- [PROBLEM DESCRIPTION]
Pick out each line of the records that includes the string "subtitle", and copy it.

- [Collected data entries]
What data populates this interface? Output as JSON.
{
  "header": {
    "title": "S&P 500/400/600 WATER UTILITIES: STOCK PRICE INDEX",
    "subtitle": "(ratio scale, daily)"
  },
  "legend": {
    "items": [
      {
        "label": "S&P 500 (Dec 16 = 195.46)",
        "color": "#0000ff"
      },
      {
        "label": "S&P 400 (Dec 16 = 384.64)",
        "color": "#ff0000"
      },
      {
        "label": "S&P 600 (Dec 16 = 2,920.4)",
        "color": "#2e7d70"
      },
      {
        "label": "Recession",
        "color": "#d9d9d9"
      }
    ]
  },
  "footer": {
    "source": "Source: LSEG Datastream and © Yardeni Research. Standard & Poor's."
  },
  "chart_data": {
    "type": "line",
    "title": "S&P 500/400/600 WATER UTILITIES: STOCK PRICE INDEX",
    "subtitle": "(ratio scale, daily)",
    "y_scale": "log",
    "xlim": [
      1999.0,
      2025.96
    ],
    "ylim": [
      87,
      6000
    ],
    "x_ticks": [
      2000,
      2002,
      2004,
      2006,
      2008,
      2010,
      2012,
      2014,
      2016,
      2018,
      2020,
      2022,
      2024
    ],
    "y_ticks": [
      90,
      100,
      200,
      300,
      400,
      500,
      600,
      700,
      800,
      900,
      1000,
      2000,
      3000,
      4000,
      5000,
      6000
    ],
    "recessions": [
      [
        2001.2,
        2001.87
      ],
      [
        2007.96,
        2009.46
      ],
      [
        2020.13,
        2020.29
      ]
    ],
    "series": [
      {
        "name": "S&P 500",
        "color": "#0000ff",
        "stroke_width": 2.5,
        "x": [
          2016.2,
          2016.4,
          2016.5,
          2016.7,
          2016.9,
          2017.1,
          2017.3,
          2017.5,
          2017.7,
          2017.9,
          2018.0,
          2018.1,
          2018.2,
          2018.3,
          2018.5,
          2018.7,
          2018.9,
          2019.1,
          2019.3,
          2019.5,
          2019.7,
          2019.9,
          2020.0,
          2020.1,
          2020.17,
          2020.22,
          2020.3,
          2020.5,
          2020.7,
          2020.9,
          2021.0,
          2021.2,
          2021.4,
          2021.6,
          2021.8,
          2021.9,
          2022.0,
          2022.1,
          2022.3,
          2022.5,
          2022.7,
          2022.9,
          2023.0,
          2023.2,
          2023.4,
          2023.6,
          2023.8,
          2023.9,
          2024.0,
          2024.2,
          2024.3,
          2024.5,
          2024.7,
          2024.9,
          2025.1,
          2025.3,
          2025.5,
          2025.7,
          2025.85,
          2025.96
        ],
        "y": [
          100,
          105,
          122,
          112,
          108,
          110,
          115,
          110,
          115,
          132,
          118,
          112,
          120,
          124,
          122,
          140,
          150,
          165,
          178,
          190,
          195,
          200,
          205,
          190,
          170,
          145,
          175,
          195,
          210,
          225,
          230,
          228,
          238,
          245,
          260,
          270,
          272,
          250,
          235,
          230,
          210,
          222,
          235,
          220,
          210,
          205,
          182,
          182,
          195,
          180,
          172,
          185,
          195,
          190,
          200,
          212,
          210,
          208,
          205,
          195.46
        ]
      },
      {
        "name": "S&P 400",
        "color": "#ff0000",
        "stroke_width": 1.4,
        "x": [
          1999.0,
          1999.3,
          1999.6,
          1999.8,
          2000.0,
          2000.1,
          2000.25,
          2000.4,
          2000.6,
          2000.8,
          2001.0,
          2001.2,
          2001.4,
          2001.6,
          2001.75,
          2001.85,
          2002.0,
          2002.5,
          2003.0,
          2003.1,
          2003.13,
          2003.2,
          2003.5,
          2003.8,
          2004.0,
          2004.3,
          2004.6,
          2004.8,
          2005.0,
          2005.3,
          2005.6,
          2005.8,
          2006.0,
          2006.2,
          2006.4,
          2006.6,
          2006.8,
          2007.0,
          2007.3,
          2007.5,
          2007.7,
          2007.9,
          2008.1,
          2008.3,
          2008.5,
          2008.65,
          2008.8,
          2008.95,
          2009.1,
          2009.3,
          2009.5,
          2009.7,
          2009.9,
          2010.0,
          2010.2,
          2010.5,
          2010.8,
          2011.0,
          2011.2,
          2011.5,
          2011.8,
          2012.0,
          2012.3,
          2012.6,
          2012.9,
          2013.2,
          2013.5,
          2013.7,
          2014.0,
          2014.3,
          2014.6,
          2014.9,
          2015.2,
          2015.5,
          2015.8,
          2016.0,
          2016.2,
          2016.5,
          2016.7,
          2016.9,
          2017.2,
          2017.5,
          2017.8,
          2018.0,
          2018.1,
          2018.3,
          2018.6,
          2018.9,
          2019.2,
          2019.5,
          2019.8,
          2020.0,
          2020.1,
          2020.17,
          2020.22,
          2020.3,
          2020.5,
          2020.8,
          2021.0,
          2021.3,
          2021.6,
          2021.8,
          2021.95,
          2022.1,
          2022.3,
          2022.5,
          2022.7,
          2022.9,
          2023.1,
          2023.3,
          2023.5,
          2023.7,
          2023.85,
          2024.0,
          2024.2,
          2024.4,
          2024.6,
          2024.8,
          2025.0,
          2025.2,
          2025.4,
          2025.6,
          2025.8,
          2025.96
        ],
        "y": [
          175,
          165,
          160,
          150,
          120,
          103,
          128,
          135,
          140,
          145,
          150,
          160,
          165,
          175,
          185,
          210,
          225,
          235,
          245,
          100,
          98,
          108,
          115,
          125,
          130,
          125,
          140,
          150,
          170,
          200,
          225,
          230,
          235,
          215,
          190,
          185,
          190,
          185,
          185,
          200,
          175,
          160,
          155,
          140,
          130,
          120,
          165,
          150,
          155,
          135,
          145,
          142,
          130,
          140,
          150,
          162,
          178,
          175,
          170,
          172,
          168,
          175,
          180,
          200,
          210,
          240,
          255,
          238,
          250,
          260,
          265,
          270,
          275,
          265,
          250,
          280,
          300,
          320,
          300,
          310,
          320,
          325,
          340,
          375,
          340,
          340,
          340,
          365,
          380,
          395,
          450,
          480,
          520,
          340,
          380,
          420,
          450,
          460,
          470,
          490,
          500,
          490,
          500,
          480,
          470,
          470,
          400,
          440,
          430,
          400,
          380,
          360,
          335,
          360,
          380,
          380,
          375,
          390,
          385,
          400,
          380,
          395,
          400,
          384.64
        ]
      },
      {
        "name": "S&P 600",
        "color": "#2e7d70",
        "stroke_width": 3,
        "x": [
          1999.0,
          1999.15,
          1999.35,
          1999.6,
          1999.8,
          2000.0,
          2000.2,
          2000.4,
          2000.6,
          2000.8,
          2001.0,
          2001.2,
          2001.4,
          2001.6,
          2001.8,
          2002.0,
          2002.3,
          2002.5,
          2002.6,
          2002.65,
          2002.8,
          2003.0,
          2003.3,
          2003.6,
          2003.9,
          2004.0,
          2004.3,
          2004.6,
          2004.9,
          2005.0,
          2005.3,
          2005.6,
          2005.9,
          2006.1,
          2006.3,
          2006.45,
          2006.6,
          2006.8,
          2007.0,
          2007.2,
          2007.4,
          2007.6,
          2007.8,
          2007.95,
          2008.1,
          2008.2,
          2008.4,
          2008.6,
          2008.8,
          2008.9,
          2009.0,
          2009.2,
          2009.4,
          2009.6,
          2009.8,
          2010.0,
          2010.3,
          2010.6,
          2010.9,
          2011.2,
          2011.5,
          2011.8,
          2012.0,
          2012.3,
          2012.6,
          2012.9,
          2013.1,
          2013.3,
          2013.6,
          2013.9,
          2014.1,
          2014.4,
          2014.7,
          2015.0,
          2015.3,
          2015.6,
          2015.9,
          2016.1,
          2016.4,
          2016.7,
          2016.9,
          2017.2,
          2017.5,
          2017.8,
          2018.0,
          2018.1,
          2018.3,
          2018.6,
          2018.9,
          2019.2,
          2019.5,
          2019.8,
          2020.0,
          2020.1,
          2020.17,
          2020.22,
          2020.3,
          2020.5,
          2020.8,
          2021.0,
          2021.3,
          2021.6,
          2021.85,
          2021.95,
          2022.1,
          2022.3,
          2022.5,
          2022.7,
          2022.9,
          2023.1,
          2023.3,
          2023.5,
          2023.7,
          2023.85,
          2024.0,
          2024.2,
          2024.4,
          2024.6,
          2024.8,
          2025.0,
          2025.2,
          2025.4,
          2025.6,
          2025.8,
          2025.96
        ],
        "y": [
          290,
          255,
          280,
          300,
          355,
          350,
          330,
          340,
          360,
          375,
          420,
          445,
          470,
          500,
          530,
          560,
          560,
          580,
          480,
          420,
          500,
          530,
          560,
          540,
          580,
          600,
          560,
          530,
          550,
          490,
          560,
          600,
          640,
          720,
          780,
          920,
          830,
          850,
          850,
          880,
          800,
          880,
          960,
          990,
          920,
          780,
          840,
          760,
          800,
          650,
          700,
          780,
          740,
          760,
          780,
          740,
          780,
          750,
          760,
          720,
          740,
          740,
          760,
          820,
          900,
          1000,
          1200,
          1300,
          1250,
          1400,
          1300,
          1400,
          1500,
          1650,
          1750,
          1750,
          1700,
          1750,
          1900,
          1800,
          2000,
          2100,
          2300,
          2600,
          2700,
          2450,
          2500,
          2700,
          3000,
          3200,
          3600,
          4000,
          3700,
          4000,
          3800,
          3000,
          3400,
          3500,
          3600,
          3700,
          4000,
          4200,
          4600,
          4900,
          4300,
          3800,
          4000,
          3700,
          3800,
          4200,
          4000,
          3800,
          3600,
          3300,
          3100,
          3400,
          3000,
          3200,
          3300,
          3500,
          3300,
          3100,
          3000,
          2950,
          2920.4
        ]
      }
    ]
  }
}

- [SOLUTION TO THIS EXERCISE]
    "subtitle": "(ratio scale, daily)"
    "subtitle": "(ratio scale, daily)",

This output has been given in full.